--- Records provided ---
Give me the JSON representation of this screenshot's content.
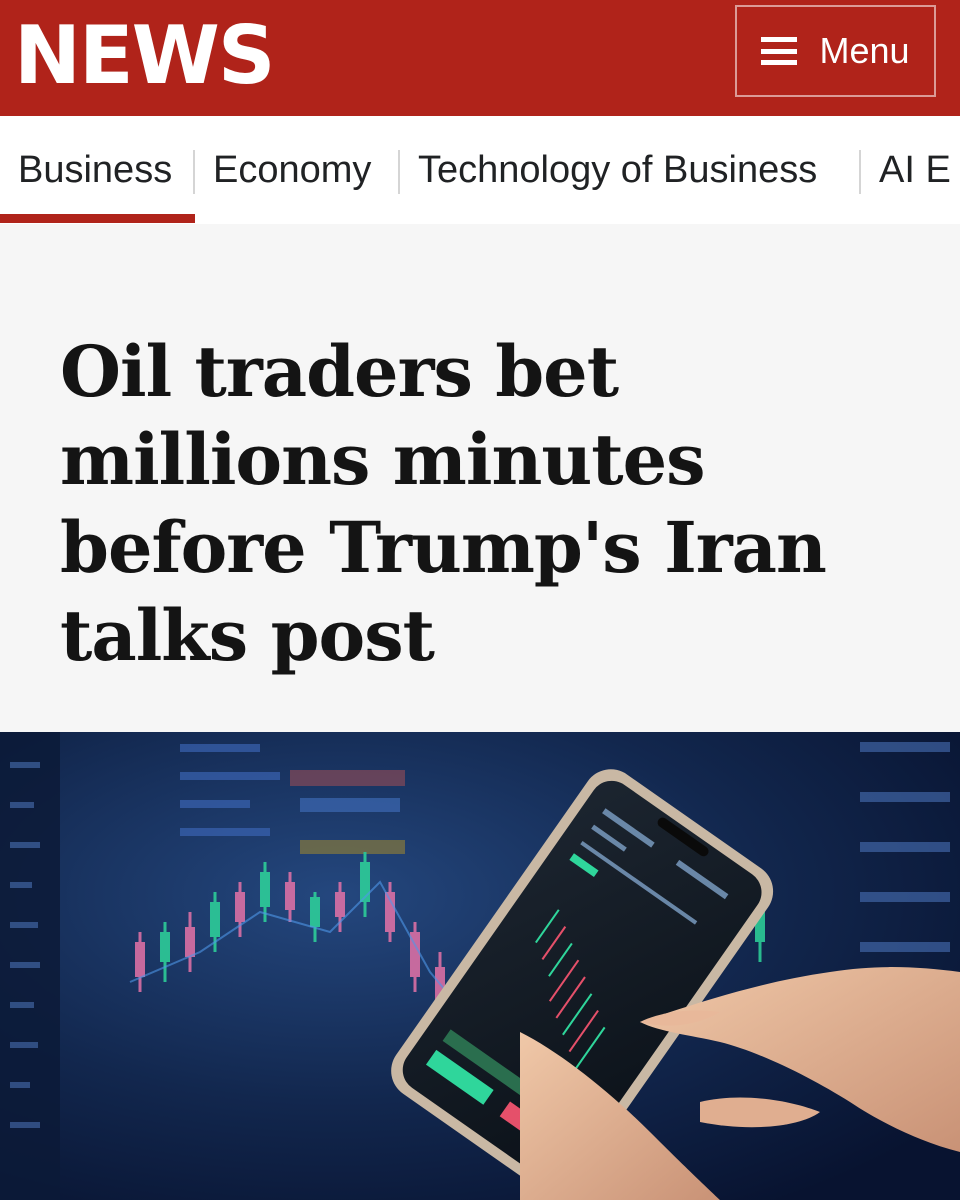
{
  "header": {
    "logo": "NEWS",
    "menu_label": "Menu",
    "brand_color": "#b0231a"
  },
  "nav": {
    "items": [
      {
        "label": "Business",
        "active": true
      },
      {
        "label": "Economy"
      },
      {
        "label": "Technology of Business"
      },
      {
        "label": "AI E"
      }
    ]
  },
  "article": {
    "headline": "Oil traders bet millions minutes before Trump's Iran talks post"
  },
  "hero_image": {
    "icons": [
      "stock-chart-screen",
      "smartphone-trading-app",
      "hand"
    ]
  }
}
---
--- Records provided ---
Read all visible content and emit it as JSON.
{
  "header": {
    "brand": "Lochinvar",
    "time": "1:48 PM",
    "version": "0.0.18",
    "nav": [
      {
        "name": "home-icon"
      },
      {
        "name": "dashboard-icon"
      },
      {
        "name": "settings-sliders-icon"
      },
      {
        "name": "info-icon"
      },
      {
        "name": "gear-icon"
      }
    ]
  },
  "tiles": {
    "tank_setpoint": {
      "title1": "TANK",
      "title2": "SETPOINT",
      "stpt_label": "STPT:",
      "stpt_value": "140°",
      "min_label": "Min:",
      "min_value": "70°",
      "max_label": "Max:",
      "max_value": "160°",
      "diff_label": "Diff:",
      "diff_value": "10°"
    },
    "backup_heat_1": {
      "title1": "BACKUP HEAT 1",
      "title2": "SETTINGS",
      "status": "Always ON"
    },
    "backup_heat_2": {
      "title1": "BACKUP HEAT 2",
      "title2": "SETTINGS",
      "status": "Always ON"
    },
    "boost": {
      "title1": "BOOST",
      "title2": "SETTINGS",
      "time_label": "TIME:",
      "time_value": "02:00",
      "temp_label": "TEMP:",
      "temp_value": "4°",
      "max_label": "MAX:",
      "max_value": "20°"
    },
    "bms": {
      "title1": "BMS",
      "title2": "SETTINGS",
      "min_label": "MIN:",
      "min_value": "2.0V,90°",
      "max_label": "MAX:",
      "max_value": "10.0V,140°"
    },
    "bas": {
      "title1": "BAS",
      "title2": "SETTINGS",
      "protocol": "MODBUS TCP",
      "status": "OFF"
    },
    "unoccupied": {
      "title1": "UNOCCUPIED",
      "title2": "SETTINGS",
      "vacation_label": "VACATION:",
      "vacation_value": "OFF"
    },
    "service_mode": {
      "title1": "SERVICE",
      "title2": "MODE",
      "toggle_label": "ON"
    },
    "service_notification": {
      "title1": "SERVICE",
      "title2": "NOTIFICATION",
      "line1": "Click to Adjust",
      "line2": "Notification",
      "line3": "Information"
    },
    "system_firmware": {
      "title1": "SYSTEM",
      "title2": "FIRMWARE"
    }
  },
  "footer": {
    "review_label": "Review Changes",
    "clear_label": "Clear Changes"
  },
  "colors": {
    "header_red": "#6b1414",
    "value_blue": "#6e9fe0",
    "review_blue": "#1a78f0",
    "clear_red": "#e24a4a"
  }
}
---
Scan the lines above for "Business", then copy every one that has it.

Solution to this task:
        "label": "Business",
        "label": "Technology of Business"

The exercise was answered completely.